:: SOURCE MATERIAL ::

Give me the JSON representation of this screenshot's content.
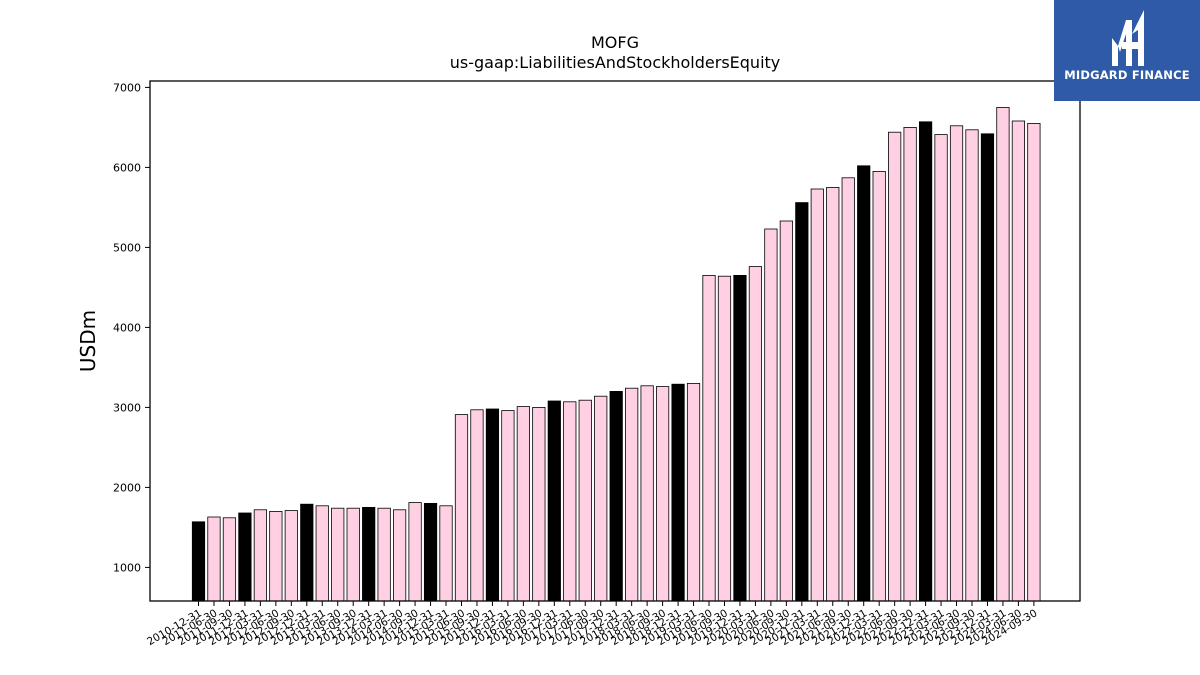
{
  "brand": {
    "name": "MIDGARD FINANCE",
    "bg_color": "#2e5aa8",
    "icon": "midgard-m-logo-icon"
  },
  "chart_data": {
    "type": "bar",
    "title": "MOFG",
    "subtitle": "us-gaap:LiabilitiesAndStockholdersEquity",
    "ylabel": "USDm",
    "xlabel": "",
    "ylim": [
      580,
      7080
    ],
    "yticks": [
      1000,
      2000,
      3000,
      4000,
      5000,
      6000,
      7000
    ],
    "grid": false,
    "colors": {
      "annual": "#000000",
      "quarterly": "#ffd0e4",
      "edge": "#000000"
    },
    "categories": [
      "2010-12-31",
      "2011-06-30",
      "2011-09-30",
      "2011-12-31",
      "2012-03-31",
      "2012-06-30",
      "2012-09-30",
      "2012-12-31",
      "2013-03-31",
      "2013-06-30",
      "2013-09-30",
      "2013-12-31",
      "2014-03-31",
      "2014-06-30",
      "2014-09-30",
      "2014-12-31",
      "2015-03-31",
      "2015-06-30",
      "2015-09-30",
      "2015-12-31",
      "2016-03-31",
      "2016-06-30",
      "2016-09-30",
      "2016-12-31",
      "2017-03-31",
      "2017-06-30",
      "2017-09-30",
      "2017-12-31",
      "2018-03-31",
      "2018-06-30",
      "2018-09-30",
      "2018-12-31",
      "2019-03-31",
      "2019-06-30",
      "2019-09-30",
      "2019-12-31",
      "2020-03-31",
      "2020-06-30",
      "2020-09-30",
      "2020-12-31",
      "2021-03-31",
      "2021-06-30",
      "2021-09-30",
      "2021-12-31",
      "2022-03-31",
      "2022-06-30",
      "2022-09-30",
      "2022-12-31",
      "2023-03-31",
      "2023-06-30",
      "2023-09-30",
      "2023-12-31",
      "2024-03-31",
      "2024-06-30",
      "2024-09-30"
    ],
    "values": [
      1570,
      1630,
      1620,
      1680,
      1720,
      1700,
      1710,
      1790,
      1770,
      1740,
      1740,
      1750,
      1740,
      1720,
      1810,
      1800,
      1770,
      2910,
      2970,
      2980,
      2960,
      3010,
      3000,
      3080,
      3070,
      3090,
      3140,
      3200,
      3240,
      3270,
      3260,
      3290,
      3300,
      4650,
      4640,
      4650,
      4760,
      5230,
      5330,
      5560,
      5730,
      5750,
      5870,
      6020,
      5950,
      6440,
      6500,
      6570,
      6410,
      6520,
      6470,
      6420,
      6750,
      6580,
      6550
    ],
    "annual_flags": [
      1,
      0,
      0,
      1,
      0,
      0,
      0,
      1,
      0,
      0,
      0,
      1,
      0,
      0,
      0,
      1,
      0,
      0,
      0,
      1,
      0,
      0,
      0,
      1,
      0,
      0,
      0,
      1,
      0,
      0,
      0,
      1,
      0,
      0,
      0,
      1,
      0,
      0,
      0,
      1,
      0,
      0,
      0,
      1,
      0,
      0,
      0,
      1,
      0,
      0,
      0,
      1,
      0,
      0,
      0
    ]
  }
}
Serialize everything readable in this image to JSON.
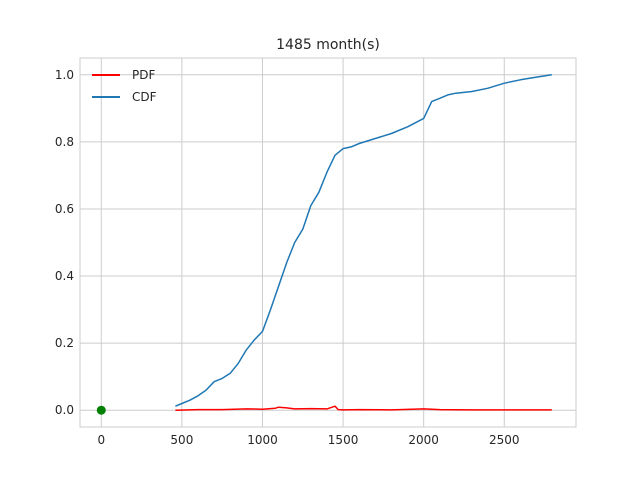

:::

Transcribe every entry word for word, but skip the pictures.

_COMPLETE RESPONSE_.
Give me the JSON representation of this screenshot's content.
{
  "brand": {
    "name": "MIDGARD FINANCE",
    "bg_color": "#2e5aa8",
    "icon": "midgard-m-logo-icon"
  },
  "chart_data": {
    "type": "bar",
    "title": "MOFG",
    "subtitle": "us-gaap:LiabilitiesAndStockholdersEquity",
    "ylabel": "USDm",
    "xlabel": "",
    "ylim": [
      580,
      7080
    ],
    "yticks": [
      1000,
      2000,
      3000,
      4000,
      5000,
      6000,
      7000
    ],
    "grid": false,
    "colors": {
      "annual": "#000000",
      "quarterly": "#ffd0e4",
      "edge": "#000000"
    },
    "categories": [
      "2010-12-31",
      "2011-06-30",
      "2011-09-30",
      "2011-12-31",
      "2012-03-31",
      "2012-06-30",
      "2012-09-30",
      "2012-12-31",
      "2013-03-31",
      "2013-06-30",
      "2013-09-30",
      "2013-12-31",
      "2014-03-31",
      "2014-06-30",
      "2014-09-30",
      "2014-12-31",
      "2015-03-31",
      "2015-06-30",
      "2015-09-30",
      "2015-12-31",
      "2016-03-31",
      "2016-06-30",
      "2016-09-30",
      "2016-12-31",
      "2017-03-31",
      "2017-06-30",
      "2017-09-30",
      "2017-12-31",
      "2018-03-31",
      "2018-06-30",
      "2018-09-30",
      "2018-12-31",
      "2019-03-31",
      "2019-06-30",
      "2019-09-30",
      "2019-12-31",
      "2020-03-31",
      "2020-06-30",
      "2020-09-30",
      "2020-12-31",
      "2021-03-31",
      "2021-06-30",
      "2021-09-30",
      "2021-12-31",
      "2022-03-31",
      "2022-06-30",
      "2022-09-30",
      "2022-12-31",
      "2023-03-31",
      "2023-06-30",
      "2023-09-30",
      "2023-12-31",
      "2024-03-31",
      "2024-06-30",
      "2024-09-30"
    ],
    "values": [
      1570,
      1630,
      1620,
      1680,
      1720,
      1700,
      1710,
      1790,
      1770,
      1740,
      1740,
      1750,
      1740,
      1720,
      1810,
      1800,
      1770,
      2910,
      2970,
      2980,
      2960,
      3010,
      3000,
      3080,
      3070,
      3090,
      3140,
      3200,
      3240,
      3270,
      3260,
      3290,
      3300,
      4650,
      4640,
      4650,
      4760,
      5230,
      5330,
      5560,
      5730,
      5750,
      5870,
      6020,
      5950,
      6440,
      6500,
      6570,
      6410,
      6520,
      6470,
      6420,
      6750,
      6580,
      6550
    ],
    "annual_flags": [
      1,
      0,
      0,
      1,
      0,
      0,
      0,
      1,
      0,
      0,
      0,
      1,
      0,
      0,
      0,
      1,
      0,
      0,
      0,
      1,
      0,
      0,
      0,
      1,
      0,
      0,
      0,
      1,
      0,
      0,
      0,
      1,
      0,
      0,
      0,
      1,
      0,
      0,
      0,
      1,
      0,
      0,
      0,
      1,
      0,
      0,
      0,
      1,
      0,
      0,
      0,
      1,
      0,
      0,
      0
    ]
  }
}
Serialize everything readable in this image to JSON.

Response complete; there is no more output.